» **Required tasks**:
a) In the guide to displaying Chinese characters in a browser, how large is the UnicodeViewer program?
b) Write out the guide to displaying Chinese characters in a browser word for word, from "definition on their" to "Thai, Hebrew, etc).".
c) Continue the guide to displaying Chinese characters in a browser from its last sentence.

» **Study text**:
|
How to Display/Write Chinese with your
Browser
A number of pages on this website uses
Unicode Chinese characters. If you browser does not support Chinese
characters, then you will see ? or □ or ¿ or some other funny characters
instead. If you wish to be able to display Chinese characters or foreign
characters then visit the links below and follow the instructions below.
| |
Sidetrack: I have
writen a program called UnicodeViewer to display Unicode characters. Read &
download
UnicodeViewer
here. This is a freeware and only 25k in size! |
|
| |
|
|
As long as you have the proper Chinese fonts installed,
your browser will automatically display the Chinese characters without
intervention. However, some websites have incorrectly coded html "charset"
definition on their web pages, thus confusing your browser. If you have already
installed Arial Unicode MS fonts and your browser does not display correctly,
you have to then manually select the correct font via the IE menu -> View ->
Fonts Encoding -> Ming Liu, MS Song, Big5, Simplified or Arial Unicode MS
(or Thai, Hebrew, etc).

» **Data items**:
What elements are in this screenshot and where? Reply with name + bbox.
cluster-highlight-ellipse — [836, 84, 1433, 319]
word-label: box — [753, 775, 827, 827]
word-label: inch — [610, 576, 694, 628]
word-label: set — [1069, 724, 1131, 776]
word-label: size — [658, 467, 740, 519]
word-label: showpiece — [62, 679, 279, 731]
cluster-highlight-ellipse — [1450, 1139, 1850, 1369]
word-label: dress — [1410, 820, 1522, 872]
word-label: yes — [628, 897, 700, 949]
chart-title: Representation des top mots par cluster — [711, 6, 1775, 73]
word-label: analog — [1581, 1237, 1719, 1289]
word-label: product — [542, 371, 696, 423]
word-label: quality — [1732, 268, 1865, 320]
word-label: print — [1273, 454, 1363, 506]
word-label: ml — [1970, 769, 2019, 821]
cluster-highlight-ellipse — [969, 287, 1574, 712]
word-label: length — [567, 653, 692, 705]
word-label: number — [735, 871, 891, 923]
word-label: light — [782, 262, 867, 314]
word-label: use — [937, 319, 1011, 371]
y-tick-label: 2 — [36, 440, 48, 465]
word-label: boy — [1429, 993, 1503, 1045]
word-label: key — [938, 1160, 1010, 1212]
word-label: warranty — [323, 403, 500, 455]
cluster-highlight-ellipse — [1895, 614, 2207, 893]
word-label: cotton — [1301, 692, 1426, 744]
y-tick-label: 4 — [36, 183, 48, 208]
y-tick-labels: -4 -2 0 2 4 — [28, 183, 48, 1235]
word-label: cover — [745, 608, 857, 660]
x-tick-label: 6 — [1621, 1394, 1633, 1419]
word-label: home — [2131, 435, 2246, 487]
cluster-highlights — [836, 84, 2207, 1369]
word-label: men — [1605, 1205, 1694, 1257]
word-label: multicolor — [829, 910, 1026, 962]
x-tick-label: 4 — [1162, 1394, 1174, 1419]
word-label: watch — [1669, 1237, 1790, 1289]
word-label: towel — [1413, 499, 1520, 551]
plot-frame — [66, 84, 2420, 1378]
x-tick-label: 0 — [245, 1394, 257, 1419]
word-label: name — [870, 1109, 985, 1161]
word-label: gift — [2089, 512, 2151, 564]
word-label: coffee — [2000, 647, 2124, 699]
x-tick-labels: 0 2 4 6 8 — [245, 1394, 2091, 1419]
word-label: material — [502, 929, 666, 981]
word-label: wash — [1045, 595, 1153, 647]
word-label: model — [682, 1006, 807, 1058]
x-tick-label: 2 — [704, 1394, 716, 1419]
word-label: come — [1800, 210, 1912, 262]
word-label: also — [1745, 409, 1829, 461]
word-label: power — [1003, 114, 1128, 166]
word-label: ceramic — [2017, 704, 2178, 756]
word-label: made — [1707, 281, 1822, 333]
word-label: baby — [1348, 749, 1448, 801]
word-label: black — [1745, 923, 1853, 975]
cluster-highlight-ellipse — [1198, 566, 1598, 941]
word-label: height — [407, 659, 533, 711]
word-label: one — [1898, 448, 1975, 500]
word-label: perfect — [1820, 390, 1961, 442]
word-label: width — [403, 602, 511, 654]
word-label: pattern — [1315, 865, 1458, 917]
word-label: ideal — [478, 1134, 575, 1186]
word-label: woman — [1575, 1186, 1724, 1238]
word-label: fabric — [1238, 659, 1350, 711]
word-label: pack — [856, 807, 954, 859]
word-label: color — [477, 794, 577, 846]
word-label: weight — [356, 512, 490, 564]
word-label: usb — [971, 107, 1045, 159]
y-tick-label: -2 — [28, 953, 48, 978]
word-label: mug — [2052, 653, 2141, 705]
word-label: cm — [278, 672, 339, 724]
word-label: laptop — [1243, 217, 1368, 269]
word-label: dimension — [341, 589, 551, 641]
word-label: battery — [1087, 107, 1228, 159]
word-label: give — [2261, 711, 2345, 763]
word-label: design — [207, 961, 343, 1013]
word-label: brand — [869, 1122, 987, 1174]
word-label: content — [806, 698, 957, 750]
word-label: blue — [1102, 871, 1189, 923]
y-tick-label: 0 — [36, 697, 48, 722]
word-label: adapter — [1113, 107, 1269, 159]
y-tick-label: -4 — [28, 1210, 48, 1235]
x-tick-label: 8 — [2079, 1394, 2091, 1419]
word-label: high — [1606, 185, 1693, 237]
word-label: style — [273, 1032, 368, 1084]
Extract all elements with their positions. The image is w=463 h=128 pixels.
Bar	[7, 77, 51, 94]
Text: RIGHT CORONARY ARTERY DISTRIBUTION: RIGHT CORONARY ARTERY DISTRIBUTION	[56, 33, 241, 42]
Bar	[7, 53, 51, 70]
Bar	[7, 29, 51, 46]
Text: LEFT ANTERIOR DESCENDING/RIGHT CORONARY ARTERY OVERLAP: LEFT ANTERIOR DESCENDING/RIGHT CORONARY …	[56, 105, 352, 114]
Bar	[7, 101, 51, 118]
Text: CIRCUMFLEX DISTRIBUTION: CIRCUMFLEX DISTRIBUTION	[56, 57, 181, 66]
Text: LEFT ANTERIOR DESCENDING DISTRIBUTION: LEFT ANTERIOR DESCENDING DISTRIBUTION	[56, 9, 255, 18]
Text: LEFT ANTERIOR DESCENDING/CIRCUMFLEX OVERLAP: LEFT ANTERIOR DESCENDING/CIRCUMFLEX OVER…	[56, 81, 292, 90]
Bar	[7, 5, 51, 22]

» **Task-by-task outputs**:
a) 25k

b)
definition on their web pages, thus confusing your browser. If you have already
installed Arial Unicode MS fonts and your browser does not display correctly,
you have to then manually select the correct font via the IE menu -> View ->
Fonts Encoding -> Ming Liu, MS Song, Big5, Simplified or Arial Unicode MS
(or Thai, Hebrew, etc).

c)
To test whether your browser properly supports Chinese
Characters go visit
www.mingpao.com and
www.chinanews.com.cn
If you cannot see the Chinese characters, then try this
first:
| |
Microsoft Office CD / Win9x
/ Win2000 / WinXP If you are lucky
enough to own an Office95/97/2000 CD, then go to your CD folder: The
following shows where you can find the required font files on the CD.
Office 97 CD
The Chinese fonts are located in folder \VALUPACK\FAREAST on the CD. The
required files are CHSSUPP.EXE and CHTSUPP.EXE containing the simplified and
traditional (Big5) fonts respectively. The other 2 files are Japanese and
Korean fonts. You should install both since some websites uses traditional, while
others use simplified characters.
Just double-click to execute the two EXE files above
and the Chinese fonts will be installed.
Office XP & Office XP SP2 CD
OfficeXP has the Arial unicode fonts on the CD, but
it is not installed by
default.
You have to manually copy it from the CD. The fonts files are located in folder
\FILES\WINDOWS\FONTS. The Arial unicode file is ARIALUNI.TTF
Just copy the TTF file into your C:\WINDOWS\FONTS folder and that is
all that is required. There is no installation required.
MS Download
Unfortunately Microsoft
has disabled online downloads of the all MS font files including
ARIALUNI.TTF. But there is an alternative. You can still download the IME or
Global IME and you can still obtain Chinese fonts - though not Arial unicode.
You have to search for IME or International support pages at MS site.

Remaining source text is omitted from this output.